#### WHAT NEEDS TO BE DONE:
Copy each line of the material below that includes the string "ylabel".

#### RECORDS TO USE:
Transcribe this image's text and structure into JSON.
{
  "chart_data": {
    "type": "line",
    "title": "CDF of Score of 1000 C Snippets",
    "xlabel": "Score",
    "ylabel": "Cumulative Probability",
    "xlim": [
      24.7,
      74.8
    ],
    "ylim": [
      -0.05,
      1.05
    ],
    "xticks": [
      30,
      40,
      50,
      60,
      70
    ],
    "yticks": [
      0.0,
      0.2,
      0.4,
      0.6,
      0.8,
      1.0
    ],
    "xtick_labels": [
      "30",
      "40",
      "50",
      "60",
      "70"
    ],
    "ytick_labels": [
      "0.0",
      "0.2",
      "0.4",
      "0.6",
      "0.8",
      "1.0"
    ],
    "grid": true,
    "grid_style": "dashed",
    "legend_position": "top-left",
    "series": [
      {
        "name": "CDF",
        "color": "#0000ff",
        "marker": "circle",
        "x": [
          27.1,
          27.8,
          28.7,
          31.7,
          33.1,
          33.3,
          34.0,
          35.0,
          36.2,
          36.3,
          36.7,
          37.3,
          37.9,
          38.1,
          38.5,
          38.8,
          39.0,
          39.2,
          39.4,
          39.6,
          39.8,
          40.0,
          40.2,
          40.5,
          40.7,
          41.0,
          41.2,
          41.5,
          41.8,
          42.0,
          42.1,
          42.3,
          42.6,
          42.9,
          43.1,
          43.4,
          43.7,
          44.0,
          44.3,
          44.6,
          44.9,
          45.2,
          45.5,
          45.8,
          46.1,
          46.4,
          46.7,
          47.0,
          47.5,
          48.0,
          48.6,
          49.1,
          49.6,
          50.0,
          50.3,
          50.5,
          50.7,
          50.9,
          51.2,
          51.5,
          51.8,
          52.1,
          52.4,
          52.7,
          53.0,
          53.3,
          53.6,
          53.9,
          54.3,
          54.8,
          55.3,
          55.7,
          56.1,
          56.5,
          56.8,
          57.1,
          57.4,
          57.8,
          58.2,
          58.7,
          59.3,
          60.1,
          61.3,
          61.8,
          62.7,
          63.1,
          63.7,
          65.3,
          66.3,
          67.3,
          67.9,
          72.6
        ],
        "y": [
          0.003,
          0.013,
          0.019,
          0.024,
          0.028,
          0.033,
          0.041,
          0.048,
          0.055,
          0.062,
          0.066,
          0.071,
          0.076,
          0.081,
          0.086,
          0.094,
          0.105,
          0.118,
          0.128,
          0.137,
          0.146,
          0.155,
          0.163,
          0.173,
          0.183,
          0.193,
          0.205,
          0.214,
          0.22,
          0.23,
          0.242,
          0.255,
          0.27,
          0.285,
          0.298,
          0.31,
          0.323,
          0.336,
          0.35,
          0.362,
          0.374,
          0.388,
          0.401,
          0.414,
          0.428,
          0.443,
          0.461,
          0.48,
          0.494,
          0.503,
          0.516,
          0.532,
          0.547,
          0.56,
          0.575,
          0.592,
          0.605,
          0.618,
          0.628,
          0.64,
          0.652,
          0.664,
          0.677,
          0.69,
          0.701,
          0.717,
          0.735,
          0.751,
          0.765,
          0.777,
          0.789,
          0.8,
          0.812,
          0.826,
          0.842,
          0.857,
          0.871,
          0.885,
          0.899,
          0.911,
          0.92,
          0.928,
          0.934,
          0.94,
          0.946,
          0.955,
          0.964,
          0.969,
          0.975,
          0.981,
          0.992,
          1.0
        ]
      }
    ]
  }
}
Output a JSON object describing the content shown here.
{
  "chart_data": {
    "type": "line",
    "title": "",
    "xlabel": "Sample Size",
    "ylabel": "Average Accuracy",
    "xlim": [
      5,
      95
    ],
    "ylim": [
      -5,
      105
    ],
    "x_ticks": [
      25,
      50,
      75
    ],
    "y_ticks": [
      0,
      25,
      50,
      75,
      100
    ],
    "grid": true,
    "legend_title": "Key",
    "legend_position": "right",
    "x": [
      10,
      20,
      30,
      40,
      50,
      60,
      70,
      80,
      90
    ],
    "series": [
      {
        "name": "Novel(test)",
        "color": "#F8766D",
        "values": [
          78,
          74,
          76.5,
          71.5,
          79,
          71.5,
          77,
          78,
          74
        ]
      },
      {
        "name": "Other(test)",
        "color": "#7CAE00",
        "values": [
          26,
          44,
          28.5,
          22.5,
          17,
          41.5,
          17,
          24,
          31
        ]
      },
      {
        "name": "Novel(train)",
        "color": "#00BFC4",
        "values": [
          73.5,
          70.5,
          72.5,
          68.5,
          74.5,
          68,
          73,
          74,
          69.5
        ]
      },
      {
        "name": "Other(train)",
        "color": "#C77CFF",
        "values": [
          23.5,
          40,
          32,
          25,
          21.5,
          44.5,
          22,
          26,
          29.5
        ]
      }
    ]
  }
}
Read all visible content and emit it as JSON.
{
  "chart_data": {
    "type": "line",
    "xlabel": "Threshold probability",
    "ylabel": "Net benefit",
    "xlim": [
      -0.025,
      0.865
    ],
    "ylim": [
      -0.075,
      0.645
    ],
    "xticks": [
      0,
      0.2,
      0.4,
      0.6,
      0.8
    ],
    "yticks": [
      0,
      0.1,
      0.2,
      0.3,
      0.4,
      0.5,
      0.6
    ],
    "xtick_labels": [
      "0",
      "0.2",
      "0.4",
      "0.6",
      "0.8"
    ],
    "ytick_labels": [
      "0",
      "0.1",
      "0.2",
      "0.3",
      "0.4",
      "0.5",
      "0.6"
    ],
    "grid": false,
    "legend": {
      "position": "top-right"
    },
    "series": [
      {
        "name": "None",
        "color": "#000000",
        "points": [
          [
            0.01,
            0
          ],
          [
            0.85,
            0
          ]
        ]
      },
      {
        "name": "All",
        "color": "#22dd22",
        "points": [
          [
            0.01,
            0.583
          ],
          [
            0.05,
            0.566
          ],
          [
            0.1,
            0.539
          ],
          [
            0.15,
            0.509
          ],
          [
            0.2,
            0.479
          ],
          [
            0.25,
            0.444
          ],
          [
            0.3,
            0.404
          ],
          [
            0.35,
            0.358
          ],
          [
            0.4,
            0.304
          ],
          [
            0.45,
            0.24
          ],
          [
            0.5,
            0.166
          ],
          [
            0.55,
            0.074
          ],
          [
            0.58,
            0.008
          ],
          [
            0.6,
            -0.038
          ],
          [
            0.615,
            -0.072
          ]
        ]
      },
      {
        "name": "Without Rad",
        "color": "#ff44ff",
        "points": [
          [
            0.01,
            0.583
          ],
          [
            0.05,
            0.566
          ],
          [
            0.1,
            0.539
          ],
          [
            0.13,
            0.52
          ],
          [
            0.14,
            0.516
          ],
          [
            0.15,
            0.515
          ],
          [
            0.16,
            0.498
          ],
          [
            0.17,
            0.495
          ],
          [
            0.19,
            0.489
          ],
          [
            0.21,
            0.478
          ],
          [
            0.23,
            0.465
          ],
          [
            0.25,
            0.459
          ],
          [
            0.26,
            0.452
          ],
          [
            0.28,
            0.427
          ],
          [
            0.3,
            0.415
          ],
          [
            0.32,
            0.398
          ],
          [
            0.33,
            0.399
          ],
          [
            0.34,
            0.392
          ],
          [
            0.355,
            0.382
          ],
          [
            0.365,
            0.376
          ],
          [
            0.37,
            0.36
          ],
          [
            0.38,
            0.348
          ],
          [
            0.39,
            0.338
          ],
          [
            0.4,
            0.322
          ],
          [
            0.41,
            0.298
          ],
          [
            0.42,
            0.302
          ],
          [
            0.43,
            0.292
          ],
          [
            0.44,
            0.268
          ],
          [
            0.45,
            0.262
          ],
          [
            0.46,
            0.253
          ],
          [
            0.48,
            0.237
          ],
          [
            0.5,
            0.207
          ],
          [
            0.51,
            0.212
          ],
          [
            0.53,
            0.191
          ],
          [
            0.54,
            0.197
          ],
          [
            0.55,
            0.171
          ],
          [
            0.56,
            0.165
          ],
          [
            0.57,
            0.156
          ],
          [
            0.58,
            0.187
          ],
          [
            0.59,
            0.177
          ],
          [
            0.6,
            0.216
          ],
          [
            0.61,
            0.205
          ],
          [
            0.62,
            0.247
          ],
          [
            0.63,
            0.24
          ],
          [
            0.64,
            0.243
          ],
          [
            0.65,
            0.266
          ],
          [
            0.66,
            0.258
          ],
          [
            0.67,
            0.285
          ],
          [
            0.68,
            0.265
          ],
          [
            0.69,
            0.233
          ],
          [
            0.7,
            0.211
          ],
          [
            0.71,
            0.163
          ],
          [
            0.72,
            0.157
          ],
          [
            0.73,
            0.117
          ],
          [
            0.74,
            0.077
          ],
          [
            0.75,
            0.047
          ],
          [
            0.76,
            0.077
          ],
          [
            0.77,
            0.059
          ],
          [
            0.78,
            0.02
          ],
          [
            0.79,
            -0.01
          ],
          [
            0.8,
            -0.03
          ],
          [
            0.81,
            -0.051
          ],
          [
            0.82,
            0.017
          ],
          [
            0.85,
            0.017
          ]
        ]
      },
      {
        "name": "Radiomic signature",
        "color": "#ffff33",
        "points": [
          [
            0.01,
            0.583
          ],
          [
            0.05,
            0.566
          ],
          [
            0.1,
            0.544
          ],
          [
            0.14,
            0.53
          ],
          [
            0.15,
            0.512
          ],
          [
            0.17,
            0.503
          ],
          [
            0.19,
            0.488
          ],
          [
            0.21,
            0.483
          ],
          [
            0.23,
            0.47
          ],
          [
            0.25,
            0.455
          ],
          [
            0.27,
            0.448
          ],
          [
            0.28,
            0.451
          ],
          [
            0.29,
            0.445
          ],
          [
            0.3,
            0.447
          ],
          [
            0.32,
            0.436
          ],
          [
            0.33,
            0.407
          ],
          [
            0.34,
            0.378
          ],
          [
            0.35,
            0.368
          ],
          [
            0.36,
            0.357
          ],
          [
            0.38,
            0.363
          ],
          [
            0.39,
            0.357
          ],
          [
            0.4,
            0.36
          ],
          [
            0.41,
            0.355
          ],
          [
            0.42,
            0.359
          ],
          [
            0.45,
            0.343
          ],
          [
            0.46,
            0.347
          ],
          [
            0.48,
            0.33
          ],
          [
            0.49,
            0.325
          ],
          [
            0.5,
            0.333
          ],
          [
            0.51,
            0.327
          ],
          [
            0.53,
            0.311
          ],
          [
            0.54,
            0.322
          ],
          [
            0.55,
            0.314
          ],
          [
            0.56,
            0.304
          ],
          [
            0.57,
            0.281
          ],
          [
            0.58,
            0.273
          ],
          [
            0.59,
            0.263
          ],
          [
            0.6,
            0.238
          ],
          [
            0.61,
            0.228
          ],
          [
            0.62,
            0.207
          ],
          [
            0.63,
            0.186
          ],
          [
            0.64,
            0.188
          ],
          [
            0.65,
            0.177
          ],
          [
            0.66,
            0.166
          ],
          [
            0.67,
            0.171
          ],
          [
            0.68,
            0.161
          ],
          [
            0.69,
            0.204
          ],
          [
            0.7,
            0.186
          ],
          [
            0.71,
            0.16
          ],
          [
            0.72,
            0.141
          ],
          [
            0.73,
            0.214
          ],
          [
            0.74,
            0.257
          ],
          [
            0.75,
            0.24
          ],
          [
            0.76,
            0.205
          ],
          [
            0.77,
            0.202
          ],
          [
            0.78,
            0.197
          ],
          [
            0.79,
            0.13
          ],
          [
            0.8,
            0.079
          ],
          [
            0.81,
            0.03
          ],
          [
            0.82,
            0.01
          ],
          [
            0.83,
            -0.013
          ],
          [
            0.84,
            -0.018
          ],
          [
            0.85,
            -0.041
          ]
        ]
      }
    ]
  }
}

#### FULL RESPONSE:
    "ylabel": "Cumulative Probability",
    "ylabel": "Average Accuracy",
    "ylabel": "Net benefit",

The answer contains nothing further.